INSTRUCTION:
Gather all lines with "právo" from the records.

INPUT FOR THIS TASK:
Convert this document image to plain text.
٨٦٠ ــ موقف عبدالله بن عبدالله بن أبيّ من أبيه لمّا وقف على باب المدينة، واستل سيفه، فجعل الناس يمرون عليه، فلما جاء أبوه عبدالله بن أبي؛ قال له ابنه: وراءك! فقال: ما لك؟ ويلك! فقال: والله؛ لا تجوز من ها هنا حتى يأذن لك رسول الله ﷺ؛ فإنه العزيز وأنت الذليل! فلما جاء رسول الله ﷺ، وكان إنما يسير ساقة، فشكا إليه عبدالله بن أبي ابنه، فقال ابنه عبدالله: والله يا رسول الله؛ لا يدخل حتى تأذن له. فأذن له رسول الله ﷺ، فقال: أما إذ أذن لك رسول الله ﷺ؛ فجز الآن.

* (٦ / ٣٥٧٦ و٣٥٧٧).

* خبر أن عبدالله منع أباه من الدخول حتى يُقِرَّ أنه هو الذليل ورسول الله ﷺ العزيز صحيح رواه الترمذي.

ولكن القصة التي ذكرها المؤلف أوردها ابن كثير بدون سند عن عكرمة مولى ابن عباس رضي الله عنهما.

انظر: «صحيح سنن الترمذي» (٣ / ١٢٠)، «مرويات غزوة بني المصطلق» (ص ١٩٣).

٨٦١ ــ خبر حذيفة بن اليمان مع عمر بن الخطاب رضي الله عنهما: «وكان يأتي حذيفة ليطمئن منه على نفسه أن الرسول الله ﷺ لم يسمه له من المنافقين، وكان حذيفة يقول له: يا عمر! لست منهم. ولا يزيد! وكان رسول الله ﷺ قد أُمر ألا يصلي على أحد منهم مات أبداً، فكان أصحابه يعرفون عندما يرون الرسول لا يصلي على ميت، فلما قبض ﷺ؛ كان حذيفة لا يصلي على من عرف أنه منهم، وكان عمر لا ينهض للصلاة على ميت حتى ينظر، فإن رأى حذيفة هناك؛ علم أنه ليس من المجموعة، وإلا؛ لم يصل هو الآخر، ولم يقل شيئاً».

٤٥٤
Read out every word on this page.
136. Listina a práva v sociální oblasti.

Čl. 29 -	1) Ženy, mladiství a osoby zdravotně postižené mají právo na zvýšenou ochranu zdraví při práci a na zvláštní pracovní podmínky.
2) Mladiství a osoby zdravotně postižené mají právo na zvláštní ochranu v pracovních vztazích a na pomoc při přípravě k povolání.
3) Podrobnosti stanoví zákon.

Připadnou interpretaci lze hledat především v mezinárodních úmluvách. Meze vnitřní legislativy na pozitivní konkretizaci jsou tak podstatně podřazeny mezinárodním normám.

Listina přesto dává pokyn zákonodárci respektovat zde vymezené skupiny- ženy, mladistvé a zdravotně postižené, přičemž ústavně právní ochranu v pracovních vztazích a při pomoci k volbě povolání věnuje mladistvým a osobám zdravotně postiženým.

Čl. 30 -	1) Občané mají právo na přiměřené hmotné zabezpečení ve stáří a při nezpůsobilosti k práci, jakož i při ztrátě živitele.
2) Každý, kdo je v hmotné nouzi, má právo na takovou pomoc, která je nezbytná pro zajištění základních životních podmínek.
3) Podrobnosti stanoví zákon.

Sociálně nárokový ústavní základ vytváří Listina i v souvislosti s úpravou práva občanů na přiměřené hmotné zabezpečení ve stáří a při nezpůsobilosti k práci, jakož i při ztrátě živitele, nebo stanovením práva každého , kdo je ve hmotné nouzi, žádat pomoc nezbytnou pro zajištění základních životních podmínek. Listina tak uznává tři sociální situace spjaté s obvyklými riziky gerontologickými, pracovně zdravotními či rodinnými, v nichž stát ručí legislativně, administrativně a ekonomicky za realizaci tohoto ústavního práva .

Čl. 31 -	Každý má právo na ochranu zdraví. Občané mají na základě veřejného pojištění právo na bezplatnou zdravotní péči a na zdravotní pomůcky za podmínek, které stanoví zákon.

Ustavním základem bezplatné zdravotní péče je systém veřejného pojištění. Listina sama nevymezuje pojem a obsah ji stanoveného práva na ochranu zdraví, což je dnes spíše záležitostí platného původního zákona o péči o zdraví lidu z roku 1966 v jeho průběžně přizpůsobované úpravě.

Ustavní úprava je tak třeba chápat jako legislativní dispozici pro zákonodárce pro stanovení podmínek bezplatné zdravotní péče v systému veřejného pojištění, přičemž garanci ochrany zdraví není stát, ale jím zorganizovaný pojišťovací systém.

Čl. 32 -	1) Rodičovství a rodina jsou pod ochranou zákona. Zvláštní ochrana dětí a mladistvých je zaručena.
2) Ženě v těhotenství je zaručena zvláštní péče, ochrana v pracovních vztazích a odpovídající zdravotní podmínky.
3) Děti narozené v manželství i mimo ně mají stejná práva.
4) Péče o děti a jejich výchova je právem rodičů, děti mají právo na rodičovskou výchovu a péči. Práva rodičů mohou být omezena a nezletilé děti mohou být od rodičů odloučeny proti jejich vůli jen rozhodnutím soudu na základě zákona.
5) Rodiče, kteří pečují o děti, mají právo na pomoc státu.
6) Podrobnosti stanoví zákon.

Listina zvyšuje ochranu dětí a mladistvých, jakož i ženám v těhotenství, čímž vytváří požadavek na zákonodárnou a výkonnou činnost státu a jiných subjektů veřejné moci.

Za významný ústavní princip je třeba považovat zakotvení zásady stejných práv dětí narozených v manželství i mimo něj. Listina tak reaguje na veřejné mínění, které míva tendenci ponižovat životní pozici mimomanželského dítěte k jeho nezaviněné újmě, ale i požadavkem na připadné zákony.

* * *

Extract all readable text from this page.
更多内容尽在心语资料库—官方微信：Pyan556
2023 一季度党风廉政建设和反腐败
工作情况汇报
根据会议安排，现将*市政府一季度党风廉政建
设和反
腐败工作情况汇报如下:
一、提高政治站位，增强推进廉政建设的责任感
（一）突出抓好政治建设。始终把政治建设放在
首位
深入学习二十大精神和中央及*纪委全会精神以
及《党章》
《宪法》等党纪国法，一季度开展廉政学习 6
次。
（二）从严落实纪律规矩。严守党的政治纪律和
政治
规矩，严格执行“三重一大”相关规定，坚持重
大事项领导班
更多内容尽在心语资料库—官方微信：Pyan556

ANSWER TO THIS PROBLEM:
Čl. 29 -	1) Ženy, mladiství a osoby zdravotně postižené mají právo na zvýšenou ochranu zdraví při práci a na zvláštní pracovní podmínky.
2) Mladiství a osoby zdravotně postižené mají právo na zvláštní ochranu v pracovních vztazích a na pomoc při přípravě k povolání.
Čl. 30 -	1) Občané mají právo na přiměřené hmotné zabezpečení ve stáří a při nezpůsobilosti k práci, jakož i při ztrátě živitele.
2) Každý, kdo je v hmotné nouzi, má právo na takovou pomoc, která je nezbytná pro zajištění základních životních podmínek.
Čl. 31 -	Každý má právo na ochranu zdraví. Občané mají na základě veřejného pojištění právo na bezplatnou zdravotní péči a na zdravotní pomůcky za podmínek, které stanoví zákon.
4) Péče o děti a jejich výchova je právem rodičů, děti mají právo na rodičovskou výchovu a péči. Práva rodičů mohou být omezena a nezletilé děti mohou být od rodičů odloučeny proti jejich vůli jen rozhodnutím soudu na základě zákona.
5) Rodiče, kteří pečují o děti, mají právo na pomoc státu.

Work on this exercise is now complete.